--- WORK INSTRUCTIONS ---
Give the number of lines in the entries that contain "text". State only the count.

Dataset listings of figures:
★ ★ ★
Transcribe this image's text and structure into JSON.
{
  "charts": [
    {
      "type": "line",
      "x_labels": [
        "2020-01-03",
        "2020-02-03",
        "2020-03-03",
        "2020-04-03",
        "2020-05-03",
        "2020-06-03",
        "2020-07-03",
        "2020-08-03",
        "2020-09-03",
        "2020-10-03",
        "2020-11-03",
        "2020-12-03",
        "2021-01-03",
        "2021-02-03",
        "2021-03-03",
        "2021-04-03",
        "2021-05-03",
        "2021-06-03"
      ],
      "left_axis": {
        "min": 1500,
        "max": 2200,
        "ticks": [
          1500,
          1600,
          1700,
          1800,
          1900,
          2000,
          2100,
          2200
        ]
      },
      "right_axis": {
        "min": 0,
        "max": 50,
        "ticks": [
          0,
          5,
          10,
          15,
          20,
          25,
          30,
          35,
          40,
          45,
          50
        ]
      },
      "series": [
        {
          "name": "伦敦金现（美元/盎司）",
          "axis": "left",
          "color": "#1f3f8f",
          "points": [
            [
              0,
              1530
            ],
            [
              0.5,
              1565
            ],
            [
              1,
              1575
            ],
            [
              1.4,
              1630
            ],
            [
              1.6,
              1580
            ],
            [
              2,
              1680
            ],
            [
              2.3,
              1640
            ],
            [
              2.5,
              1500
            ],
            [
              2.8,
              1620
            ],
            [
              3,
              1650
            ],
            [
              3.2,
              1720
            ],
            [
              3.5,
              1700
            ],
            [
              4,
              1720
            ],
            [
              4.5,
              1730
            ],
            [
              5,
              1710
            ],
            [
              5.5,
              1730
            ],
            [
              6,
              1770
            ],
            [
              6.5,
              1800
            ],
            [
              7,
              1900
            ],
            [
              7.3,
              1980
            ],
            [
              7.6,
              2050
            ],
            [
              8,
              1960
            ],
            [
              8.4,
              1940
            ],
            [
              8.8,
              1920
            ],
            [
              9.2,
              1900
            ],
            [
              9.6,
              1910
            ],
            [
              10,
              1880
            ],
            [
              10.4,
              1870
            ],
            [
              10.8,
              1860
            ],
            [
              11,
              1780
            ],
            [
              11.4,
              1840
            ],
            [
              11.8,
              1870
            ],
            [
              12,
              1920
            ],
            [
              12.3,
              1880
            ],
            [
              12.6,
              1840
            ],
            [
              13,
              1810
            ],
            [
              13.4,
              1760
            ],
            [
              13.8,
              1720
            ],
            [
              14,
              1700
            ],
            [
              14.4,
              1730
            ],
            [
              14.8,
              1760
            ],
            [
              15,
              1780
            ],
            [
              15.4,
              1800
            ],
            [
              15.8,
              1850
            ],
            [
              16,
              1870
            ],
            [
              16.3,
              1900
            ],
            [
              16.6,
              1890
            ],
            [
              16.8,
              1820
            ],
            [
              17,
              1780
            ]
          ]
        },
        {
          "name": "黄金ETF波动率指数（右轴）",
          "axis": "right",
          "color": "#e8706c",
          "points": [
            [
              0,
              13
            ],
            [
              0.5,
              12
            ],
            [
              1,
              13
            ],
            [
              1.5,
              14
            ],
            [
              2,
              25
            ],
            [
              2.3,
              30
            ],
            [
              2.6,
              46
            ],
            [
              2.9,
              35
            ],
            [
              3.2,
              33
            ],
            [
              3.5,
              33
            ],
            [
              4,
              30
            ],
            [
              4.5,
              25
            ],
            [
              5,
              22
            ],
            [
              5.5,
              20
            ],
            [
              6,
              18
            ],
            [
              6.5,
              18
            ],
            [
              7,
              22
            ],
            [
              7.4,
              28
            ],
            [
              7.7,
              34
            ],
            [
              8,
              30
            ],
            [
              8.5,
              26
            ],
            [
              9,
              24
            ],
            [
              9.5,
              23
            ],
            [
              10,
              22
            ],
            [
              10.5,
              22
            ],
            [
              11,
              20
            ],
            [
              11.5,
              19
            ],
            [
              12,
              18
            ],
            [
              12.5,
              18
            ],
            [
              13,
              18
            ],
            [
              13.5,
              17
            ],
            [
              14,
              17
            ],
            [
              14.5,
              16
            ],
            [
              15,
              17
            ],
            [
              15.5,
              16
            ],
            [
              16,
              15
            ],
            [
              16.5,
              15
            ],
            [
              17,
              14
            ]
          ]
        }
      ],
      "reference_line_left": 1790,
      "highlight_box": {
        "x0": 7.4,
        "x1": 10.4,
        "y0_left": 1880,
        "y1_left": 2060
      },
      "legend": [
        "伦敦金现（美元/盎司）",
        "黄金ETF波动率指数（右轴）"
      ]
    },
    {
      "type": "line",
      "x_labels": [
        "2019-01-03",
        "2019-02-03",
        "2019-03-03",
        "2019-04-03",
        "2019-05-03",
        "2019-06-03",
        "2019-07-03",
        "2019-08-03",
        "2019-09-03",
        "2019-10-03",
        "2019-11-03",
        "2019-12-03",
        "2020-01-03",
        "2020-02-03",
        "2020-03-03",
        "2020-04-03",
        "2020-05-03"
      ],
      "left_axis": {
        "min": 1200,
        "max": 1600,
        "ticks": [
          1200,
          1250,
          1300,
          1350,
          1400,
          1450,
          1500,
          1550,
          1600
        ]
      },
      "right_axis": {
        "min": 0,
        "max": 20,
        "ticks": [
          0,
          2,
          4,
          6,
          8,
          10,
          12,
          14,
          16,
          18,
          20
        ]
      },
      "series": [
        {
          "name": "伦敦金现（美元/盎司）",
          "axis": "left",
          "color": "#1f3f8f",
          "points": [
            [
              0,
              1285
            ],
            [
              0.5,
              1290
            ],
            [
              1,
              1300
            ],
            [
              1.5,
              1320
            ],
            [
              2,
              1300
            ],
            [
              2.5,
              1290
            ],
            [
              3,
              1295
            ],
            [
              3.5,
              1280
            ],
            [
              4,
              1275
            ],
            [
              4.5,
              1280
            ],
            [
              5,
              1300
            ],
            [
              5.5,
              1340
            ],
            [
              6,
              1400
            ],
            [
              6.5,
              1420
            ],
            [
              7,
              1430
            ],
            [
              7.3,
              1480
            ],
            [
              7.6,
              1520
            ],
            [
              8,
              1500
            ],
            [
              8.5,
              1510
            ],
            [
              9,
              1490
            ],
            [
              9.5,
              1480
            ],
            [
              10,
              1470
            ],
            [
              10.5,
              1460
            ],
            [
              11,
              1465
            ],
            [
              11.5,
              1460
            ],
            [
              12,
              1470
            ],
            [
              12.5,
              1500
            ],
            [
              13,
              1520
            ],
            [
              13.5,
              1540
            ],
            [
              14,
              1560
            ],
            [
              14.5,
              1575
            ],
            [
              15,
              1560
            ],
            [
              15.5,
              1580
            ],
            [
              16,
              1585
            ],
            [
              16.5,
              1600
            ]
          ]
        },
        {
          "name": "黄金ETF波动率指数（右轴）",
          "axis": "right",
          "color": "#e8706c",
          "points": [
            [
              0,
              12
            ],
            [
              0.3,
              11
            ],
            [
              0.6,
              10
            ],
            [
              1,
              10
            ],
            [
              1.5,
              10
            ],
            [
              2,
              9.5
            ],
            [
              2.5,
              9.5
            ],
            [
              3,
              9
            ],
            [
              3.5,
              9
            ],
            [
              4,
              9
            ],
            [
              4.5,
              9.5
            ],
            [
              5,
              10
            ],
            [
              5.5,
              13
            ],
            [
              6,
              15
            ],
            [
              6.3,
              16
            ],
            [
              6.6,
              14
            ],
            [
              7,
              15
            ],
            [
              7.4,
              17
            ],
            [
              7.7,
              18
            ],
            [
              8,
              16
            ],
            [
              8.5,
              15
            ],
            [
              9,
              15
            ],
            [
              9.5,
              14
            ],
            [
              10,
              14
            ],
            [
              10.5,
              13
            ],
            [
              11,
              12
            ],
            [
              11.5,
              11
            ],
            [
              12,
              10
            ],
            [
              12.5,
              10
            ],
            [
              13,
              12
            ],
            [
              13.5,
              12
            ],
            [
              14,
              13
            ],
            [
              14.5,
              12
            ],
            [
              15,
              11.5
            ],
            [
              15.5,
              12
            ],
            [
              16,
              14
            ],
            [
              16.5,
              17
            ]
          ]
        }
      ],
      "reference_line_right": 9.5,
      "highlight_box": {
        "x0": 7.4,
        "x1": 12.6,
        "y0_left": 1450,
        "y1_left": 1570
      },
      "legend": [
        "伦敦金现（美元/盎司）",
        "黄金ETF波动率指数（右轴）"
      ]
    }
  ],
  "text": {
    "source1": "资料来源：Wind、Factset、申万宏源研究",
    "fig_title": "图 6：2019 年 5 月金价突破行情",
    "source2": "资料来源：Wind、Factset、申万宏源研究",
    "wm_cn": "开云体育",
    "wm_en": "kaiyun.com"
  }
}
★ ★ ★
--- TASK RESPONSE ---
2